## Short exercise
Output the material beneath exactly, leaving nothing out.

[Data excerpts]
-- Start --
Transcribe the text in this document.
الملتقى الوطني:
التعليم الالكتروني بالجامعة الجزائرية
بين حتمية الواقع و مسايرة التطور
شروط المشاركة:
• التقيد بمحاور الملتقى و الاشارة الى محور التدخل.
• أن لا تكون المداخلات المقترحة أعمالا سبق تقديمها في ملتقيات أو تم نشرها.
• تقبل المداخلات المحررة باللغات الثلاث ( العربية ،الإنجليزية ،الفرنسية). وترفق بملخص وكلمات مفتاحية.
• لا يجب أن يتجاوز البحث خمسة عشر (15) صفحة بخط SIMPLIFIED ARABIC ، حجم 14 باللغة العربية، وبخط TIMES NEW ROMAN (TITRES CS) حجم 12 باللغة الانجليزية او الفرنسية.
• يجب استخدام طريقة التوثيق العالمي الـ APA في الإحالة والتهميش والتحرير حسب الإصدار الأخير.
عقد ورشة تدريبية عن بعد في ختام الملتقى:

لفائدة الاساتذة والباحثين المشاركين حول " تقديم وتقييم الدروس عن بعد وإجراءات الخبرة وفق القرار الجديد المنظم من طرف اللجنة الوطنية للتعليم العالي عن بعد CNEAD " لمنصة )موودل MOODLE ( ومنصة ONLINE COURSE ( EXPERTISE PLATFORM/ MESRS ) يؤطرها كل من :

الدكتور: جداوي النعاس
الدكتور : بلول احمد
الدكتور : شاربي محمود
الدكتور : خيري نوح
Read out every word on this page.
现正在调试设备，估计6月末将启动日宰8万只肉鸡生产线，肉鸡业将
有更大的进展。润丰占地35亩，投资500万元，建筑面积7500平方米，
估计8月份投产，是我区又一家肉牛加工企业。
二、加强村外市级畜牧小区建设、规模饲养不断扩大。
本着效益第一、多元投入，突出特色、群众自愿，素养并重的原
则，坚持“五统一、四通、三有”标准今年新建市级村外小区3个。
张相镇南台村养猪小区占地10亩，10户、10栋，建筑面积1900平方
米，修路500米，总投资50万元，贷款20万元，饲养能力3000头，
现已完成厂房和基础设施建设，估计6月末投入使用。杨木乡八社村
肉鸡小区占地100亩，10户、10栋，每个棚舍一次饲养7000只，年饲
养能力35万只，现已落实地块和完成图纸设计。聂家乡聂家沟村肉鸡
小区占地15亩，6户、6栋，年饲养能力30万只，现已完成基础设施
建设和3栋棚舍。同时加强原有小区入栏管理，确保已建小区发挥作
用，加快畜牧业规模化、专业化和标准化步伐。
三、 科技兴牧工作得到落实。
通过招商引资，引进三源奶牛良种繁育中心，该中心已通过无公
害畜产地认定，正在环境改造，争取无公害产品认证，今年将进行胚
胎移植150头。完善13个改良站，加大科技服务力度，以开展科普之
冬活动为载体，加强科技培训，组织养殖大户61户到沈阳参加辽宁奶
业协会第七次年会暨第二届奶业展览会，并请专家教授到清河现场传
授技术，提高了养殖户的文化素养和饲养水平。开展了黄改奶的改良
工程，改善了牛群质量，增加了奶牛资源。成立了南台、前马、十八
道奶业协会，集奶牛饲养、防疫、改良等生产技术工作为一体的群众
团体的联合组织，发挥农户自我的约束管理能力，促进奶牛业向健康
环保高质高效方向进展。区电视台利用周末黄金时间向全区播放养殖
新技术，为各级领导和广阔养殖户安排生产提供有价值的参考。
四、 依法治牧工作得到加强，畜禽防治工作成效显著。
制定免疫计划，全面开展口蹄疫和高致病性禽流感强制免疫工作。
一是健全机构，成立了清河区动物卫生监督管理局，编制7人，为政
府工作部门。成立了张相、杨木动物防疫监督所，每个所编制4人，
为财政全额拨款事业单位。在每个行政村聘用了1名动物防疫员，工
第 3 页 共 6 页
-- End --
## Response to the exercise
Transcribe the text in this document.
الملتقى الوطني:
التعليم الالكتروني بالجامعة الجزائرية
بين حتمية الواقع و مسايرة التطور
شروط المشاركة:
• التقيد بمحاور الملتقى و الاشارة الى محور التدخل.
• أن لا تكون المداخلات المقترحة أعمالا سبق تقديمها في ملتقيات أو تم نشرها.
• تقبل المداخلات المحررة باللغات الثلاث ( العربية ،الإنجليزية ،الفرنسية). وترفق بملخص وكلمات مفتاحية.
• لا يجب أن يتجاوز البحث خمسة عشر (15) صفحة بخط SIMPLIFIED ARABIC ، حجم 14 باللغة العربية، وبخط TIMES NEW ROMAN (TITRES CS) حجم 12 باللغة الانجليزية او الفرنسية.
• يجب استخدام طريقة التوثيق العالمي الـ APA في الإحالة والتهميش والتحرير حسب الإصدار الأخير.
عقد ورشة تدريبية عن بعد في ختام الملتقى:

لفائدة الاساتذة والباحثين المشاركين حول " تقديم وتقييم الدروس عن بعد وإجراءات الخبرة وفق القرار الجديد المنظم من طرف اللجنة الوطنية للتعليم العالي عن بعد CNEAD " لمنصة )موودل MOODLE ( ومنصة ONLINE COURSE ( EXPERTISE PLATFORM/ MESRS ) يؤطرها كل من :

الدكتور: جداوي النعاس
الدكتور : بلول احمد
الدكتور : شاربي محمود
الدكتور : خيري نوح
Read out every word on this page.
现正在调试设备，估计6月末将启动日宰8万只肉鸡生产线，肉鸡业将
有更大的进展。润丰占地35亩，投资500万元，建筑面积7500平方米，
估计8月份投产，是我区又一家肉牛加工企业。
二、加强村外市级畜牧小区建设、规模饲养不断扩大。
本着效益第一、多元投入，突出特色、群众自愿，素养并重的原
则，坚持“五统一、四通、三有”标准今年新建市级村外小区3个。
张相镇南台村养猪小区占地10亩，10户、10栋，建筑面积1900平方
米，修路500米，总投资50万元，贷款20万元，饲养能力3000头，
现已完成厂房和基础设施建设，估计6月末投入使用。杨木乡八社村
肉鸡小区占地100亩，10户、10栋，每个棚舍一次饲养7000只，年饲
养能力35万只，现已落实地块和完成图纸设计。聂家乡聂家沟村肉鸡
小区占地15亩，6户、6栋，年饲养能力30万只，现已完成基础设施
建设和3栋棚舍。同时加强原有小区入栏管理，确保已建小区发挥作
用，加快畜牧业规模化、专业化和标准化步伐。
三、 科技兴牧工作得到落实。
通过招商引资，引进三源奶牛良种繁育中心，该中心已通过无公
害畜产地认定，正在环境改造，争取无公害产品认证，今年将进行胚
胎移植150头。完善13个改良站，加大科技服务力度，以开展科普之
冬活动为载体，加强科技培训，组织养殖大户61户到沈阳参加辽宁奶
业协会第七次年会暨第二届奶业展览会，并请专家教授到清河现场传
授技术，提高了养殖户的文化素养和饲养水平。开展了黄改奶的改良
工程，改善了牛群质量，增加了奶牛资源。成立了南台、前马、十八
道奶业协会，集奶牛饲养、防疫、改良等生产技术工作为一体的群众
团体的联合组织，发挥农户自我的约束管理能力，促进奶牛业向健康
环保高质高效方向进展。区电视台利用周末黄金时间向全区播放养殖
新技术，为各级领导和广阔养殖户安排生产提供有价值的参考。
四、 依法治牧工作得到加强，畜禽防治工作成效显著。
制定免疫计划，全面开展口蹄疫和高致病性禽流感强制免疫工作。
一是健全机构，成立了清河区动物卫生监督管理局，编制7人，为政
府工作部门。成立了张相、杨木动物防疫监督所，每个所编制4人，
为财政全额拨款事业单位。在每个行政村聘用了1名动物防疫员，工
第 3 页 共 6 页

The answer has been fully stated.